[Extracted data entries]
■ ■ ■

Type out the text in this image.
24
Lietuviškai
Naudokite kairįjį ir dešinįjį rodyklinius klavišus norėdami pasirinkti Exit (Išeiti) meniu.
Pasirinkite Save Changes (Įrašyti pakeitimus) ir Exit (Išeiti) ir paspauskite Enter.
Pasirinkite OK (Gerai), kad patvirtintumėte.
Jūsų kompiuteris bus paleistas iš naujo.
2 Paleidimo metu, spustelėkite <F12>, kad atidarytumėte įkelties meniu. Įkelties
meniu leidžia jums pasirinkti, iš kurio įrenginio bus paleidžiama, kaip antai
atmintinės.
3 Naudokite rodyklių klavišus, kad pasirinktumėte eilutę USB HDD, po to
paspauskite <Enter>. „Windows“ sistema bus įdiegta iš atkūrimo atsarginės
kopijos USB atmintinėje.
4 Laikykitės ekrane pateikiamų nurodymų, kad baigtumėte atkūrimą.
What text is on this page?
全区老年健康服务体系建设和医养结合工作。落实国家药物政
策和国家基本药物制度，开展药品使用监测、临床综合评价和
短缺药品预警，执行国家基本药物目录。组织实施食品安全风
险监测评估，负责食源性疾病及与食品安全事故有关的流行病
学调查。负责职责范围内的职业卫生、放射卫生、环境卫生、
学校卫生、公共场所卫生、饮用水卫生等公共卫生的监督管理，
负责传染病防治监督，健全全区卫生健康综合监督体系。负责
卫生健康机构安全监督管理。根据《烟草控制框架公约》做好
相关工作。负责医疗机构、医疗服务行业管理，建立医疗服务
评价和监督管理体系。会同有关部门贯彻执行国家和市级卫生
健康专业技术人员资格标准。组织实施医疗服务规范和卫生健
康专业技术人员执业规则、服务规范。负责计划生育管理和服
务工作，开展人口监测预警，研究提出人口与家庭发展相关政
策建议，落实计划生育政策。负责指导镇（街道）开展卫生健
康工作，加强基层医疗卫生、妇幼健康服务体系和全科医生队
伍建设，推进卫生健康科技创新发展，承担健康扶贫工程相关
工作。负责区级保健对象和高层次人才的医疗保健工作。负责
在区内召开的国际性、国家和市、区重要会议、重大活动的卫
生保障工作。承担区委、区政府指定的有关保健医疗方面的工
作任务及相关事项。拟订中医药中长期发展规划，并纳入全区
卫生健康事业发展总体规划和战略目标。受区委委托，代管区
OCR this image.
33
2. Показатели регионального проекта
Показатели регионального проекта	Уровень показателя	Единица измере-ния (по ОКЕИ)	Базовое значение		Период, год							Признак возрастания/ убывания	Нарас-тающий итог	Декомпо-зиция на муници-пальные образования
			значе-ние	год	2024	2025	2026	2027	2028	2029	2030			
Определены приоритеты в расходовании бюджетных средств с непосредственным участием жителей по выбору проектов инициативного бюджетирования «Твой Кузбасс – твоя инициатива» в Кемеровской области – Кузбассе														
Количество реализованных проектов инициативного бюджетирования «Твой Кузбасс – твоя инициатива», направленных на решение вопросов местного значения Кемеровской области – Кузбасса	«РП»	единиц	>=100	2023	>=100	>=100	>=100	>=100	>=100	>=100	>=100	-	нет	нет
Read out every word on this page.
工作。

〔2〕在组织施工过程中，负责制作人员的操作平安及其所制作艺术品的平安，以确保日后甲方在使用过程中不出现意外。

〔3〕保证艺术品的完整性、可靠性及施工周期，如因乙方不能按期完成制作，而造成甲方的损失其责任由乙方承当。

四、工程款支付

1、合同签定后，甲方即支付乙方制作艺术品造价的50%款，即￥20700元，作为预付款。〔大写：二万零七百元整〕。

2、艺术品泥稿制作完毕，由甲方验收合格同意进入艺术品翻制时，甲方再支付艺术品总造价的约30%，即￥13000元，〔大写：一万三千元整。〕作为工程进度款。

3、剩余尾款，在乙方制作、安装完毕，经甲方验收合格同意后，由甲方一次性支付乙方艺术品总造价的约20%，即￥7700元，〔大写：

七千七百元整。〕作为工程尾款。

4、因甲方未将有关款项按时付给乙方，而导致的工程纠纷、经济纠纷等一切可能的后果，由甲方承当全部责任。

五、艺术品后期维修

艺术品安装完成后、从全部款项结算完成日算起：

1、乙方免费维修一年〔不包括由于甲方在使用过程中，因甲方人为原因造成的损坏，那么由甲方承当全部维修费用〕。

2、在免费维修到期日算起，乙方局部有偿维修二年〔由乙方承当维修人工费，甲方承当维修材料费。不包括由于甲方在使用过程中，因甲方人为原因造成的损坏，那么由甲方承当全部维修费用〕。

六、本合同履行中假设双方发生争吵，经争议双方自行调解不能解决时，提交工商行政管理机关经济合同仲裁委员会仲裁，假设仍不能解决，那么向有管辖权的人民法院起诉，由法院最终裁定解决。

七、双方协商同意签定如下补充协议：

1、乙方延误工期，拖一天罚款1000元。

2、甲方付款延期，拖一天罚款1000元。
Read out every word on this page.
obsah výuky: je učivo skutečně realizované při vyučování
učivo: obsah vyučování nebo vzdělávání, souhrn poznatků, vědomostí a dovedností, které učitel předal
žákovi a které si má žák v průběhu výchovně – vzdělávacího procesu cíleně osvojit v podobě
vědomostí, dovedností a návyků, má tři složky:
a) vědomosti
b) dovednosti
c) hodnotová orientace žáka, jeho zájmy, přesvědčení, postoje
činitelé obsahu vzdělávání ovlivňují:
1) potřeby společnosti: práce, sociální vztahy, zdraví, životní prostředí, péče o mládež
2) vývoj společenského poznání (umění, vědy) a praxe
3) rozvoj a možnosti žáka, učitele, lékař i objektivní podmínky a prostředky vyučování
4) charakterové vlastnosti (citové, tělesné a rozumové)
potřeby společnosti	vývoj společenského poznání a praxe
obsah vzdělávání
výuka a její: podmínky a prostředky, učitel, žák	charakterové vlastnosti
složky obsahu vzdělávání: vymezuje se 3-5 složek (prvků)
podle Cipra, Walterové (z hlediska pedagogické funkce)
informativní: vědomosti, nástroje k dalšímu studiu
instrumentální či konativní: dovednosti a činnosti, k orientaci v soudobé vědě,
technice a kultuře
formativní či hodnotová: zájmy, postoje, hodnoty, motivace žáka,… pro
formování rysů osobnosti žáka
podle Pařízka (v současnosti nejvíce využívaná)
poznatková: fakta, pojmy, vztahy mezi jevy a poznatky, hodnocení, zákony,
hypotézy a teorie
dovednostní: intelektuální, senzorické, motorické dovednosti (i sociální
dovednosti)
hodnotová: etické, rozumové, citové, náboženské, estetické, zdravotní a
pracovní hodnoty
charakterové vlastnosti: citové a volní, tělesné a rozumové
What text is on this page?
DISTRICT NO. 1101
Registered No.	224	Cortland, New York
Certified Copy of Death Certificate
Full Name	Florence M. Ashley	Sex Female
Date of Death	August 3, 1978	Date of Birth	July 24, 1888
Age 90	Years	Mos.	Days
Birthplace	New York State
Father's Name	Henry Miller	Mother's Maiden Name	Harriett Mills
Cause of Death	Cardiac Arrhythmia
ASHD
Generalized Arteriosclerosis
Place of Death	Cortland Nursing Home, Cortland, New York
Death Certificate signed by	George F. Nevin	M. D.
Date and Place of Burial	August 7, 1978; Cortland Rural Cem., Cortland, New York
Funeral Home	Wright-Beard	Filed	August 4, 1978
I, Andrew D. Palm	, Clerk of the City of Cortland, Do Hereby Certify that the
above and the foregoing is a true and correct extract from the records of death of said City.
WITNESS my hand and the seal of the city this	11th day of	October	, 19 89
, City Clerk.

■ ■ ■

* _What you need to do_
Determine how many lines of the material include the string "obsahu". Output only that count.

* _Task response_
2